--- TASK MATERIAL ---
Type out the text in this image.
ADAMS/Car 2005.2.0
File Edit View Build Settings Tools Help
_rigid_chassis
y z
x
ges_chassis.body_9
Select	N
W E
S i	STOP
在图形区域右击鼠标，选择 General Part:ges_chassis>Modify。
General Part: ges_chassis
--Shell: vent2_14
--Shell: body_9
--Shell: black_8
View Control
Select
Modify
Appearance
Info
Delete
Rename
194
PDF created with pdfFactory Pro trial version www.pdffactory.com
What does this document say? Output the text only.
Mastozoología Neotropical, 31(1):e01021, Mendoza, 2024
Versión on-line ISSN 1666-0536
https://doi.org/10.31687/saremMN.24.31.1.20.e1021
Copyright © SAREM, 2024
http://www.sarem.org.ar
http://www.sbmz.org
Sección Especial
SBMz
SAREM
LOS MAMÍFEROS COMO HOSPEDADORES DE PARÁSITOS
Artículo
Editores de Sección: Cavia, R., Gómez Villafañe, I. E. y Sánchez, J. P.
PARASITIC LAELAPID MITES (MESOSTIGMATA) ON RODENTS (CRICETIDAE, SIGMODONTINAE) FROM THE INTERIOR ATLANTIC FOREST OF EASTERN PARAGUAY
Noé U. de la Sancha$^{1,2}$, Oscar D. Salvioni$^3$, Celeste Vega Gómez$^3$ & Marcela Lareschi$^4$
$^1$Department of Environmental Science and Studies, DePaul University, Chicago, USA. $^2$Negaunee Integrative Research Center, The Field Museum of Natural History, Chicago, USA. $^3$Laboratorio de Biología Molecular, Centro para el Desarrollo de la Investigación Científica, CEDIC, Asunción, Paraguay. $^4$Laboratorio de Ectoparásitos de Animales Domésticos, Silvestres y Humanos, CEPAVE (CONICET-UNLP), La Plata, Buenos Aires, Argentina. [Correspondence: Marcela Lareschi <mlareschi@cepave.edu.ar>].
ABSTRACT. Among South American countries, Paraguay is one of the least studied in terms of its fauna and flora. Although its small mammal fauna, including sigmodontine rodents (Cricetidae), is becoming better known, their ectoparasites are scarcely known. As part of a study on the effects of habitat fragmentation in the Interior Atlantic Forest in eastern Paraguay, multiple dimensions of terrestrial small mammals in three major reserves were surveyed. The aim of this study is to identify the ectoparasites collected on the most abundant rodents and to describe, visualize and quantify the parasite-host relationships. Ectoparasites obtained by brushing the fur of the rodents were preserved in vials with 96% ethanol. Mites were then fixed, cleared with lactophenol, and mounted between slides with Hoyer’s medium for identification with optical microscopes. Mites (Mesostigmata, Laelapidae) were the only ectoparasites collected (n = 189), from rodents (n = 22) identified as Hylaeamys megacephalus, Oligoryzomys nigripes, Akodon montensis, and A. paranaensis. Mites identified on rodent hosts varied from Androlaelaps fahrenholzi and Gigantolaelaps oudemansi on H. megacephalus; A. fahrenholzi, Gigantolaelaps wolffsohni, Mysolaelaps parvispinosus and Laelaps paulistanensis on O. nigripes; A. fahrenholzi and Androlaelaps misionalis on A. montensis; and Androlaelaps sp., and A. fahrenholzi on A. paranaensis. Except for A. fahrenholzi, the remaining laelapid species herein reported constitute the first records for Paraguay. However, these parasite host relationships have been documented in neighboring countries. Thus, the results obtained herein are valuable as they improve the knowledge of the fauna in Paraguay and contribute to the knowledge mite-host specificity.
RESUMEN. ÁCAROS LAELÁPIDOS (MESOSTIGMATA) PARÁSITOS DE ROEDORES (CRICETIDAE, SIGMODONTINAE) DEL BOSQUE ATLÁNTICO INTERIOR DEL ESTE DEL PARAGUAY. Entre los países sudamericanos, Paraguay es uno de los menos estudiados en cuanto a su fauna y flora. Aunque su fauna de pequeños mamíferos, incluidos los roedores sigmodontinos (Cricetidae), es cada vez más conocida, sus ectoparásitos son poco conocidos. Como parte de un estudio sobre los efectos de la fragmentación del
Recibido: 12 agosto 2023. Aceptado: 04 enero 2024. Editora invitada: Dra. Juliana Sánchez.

--- WHAT YOU NEED TO DO ---
Using the listing above, pull out all lines that hold the word "Modify".

--- TASK RESULT ---
在图形区域右击鼠标，选择 General Part:ges_chassis>Modify。
Modify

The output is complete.